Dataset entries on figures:
┌──

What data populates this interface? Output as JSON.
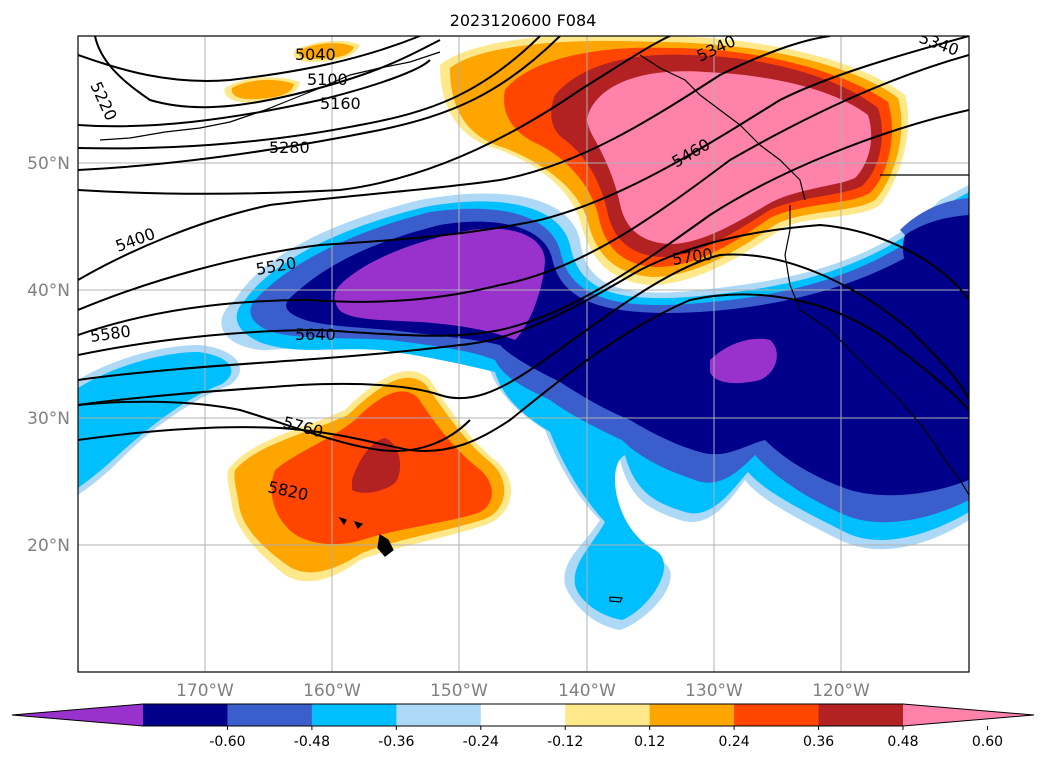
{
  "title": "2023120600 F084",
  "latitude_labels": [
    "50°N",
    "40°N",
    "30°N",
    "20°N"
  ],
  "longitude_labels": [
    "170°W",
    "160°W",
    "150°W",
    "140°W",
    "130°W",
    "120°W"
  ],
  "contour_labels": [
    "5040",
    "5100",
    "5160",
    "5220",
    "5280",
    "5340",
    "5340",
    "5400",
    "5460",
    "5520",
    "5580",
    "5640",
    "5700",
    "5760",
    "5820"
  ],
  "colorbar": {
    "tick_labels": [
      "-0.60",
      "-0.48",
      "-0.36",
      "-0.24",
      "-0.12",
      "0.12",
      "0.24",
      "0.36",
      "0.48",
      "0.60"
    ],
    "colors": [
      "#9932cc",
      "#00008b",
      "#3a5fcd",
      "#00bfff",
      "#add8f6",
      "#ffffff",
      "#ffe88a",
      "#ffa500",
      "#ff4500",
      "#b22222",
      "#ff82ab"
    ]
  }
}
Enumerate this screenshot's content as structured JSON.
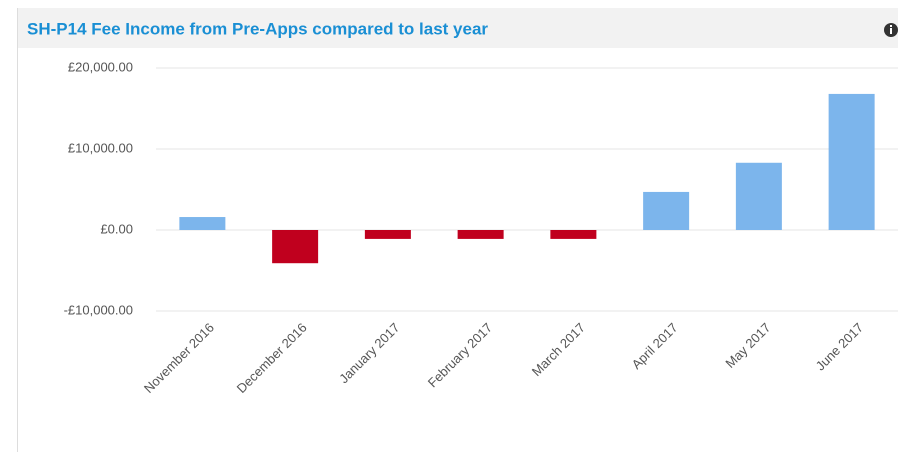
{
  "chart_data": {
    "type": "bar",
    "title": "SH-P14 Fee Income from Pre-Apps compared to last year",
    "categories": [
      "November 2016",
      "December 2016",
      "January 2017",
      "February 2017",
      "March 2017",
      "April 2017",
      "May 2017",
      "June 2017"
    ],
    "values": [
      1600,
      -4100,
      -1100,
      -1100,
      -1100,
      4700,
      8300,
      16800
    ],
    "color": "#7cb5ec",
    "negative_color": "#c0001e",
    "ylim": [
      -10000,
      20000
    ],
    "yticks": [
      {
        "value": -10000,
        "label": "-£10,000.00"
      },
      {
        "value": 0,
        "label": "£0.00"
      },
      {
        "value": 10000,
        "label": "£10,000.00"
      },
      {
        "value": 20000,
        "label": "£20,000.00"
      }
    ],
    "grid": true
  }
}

└──
┌──

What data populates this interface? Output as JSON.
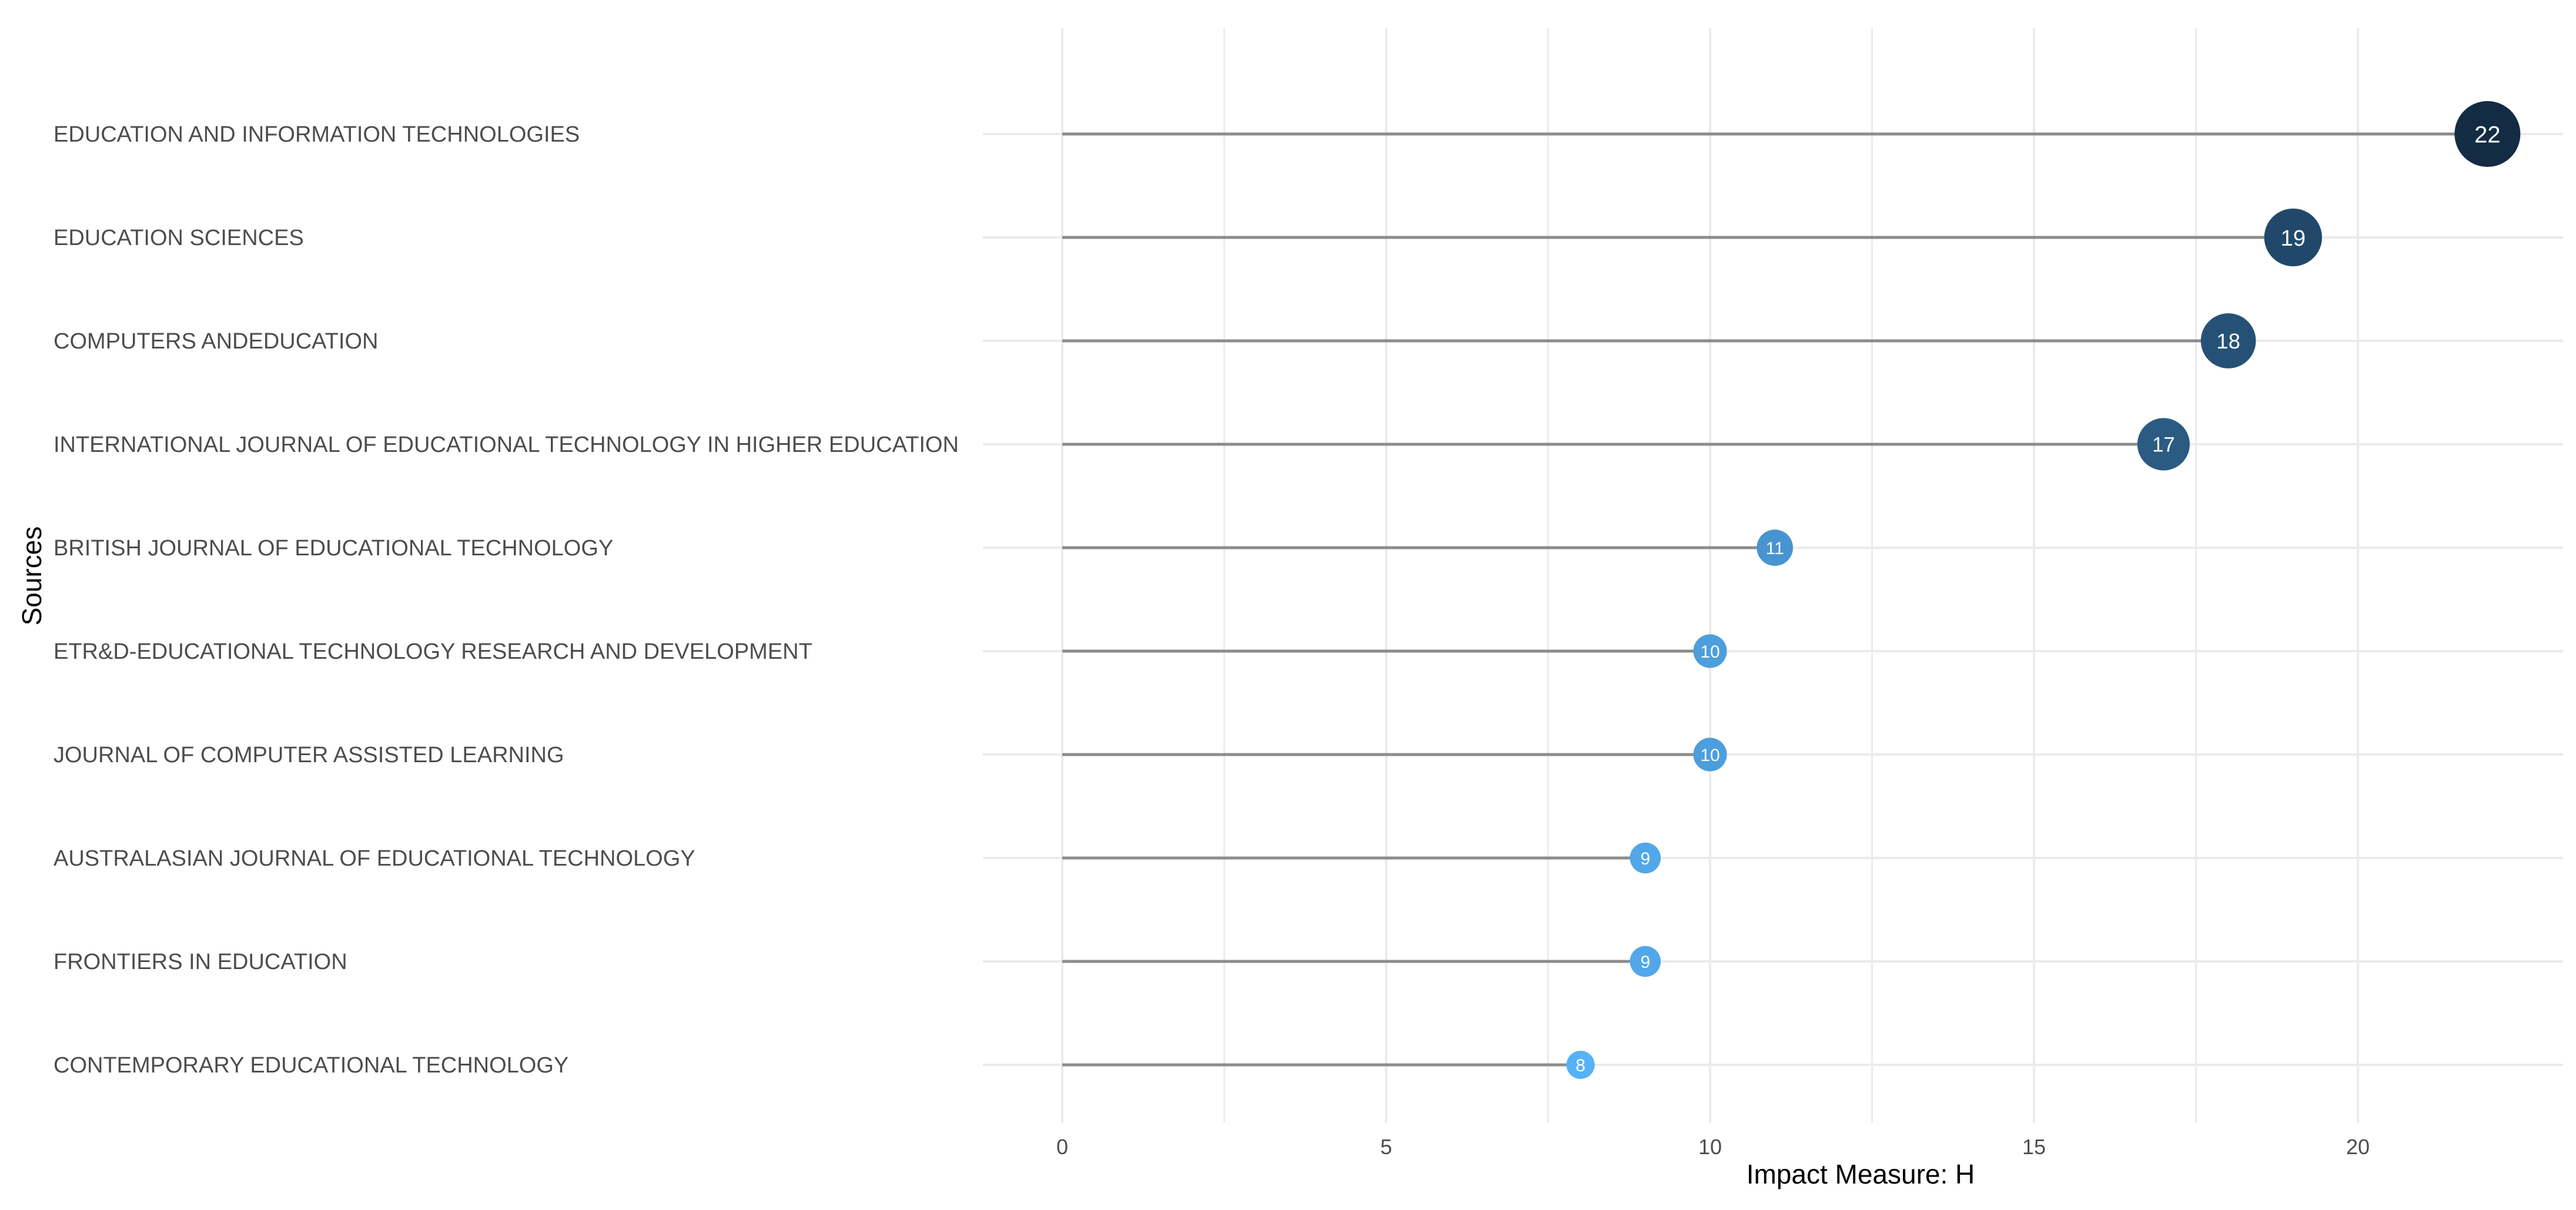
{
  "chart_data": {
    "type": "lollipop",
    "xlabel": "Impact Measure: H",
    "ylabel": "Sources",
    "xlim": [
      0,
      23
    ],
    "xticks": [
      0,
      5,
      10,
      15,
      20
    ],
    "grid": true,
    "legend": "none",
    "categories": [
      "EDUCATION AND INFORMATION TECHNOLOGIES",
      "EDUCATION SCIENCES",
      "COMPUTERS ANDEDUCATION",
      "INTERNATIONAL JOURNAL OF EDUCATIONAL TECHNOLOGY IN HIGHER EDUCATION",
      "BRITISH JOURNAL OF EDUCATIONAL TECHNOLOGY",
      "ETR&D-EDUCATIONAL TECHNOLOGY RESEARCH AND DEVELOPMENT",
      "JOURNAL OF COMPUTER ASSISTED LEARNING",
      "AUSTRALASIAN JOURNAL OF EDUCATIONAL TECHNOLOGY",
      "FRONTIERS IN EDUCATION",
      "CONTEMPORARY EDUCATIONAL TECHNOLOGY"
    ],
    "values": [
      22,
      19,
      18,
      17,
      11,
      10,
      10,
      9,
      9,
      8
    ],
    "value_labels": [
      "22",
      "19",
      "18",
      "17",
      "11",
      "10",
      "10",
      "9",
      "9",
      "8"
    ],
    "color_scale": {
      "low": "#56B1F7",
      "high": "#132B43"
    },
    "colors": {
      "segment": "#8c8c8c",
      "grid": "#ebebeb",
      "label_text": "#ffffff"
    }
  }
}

└──

### Problem requirements
Please list every line of the records that contains "TECHNOLOGY".

### In response
      "INTERNATIONAL JOURNAL OF EDUCATIONAL TECHNOLOGY IN HIGHER EDUCATION",
      "BRITISH JOURNAL OF EDUCATIONAL TECHNOLOGY",
      "ETR&D-EDUCATIONAL TECHNOLOGY RESEARCH AND DEVELOPMENT",
      "AUSTRALASIAN JOURNAL OF EDUCATIONAL TECHNOLOGY",
      "CONTEMPORARY EDUCATIONAL TECHNOLOGY"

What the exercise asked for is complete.